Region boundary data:
"""
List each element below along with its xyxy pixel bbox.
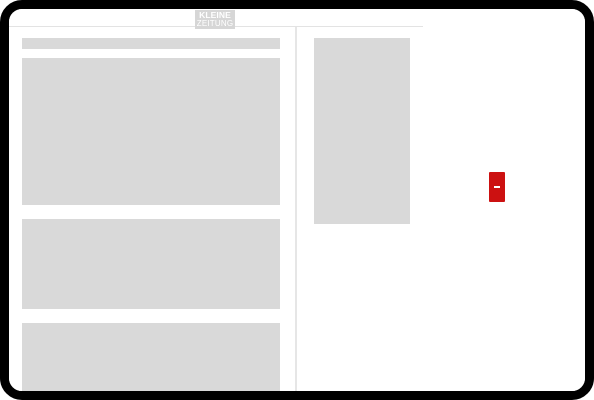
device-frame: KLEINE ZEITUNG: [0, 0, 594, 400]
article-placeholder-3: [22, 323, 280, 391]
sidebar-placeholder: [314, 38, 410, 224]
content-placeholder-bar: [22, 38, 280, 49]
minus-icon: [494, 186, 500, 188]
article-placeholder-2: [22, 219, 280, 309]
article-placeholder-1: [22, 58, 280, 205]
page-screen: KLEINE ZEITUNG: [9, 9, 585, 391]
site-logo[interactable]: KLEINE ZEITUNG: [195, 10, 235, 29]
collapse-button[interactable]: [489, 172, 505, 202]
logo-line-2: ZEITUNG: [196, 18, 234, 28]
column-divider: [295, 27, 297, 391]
"""
■ TASK PROMPT
Please express the lines above as a JSON list of strings, one string per line, skipping any blank lines. Leave the pictures out of the answer.

■ ANSWER IN FULL
[
  "List each element below along with its xyxy pixel bbox.",
  "device-frame: KLEINE ZEITUNG: [0, 0, 594, 400]",
  "article-placeholder-3: [22, 323, 280, 391]",
  "sidebar-placeholder: [314, 38, 410, 224]",
  "content-placeholder-bar: [22, 38, 280, 49]",
  "minus-icon: [494, 186, 500, 188]",
  "article-placeholder-2: [22, 219, 280, 309]",
  "article-placeholder-1: [22, 58, 280, 205]",
  "page-screen: KLEINE ZEITUNG: [9, 9, 585, 391]",
  "site-logo[interactable]: KLEINE ZEITUNG: [195, 10, 235, 29]",
  "collapse-button[interactable]: [489, 172, 505, 202]",
  "logo-line-2: ZEITUNG: [196, 18, 234, 28]",
  "column-divider: [295, 27, 297, 391]"
]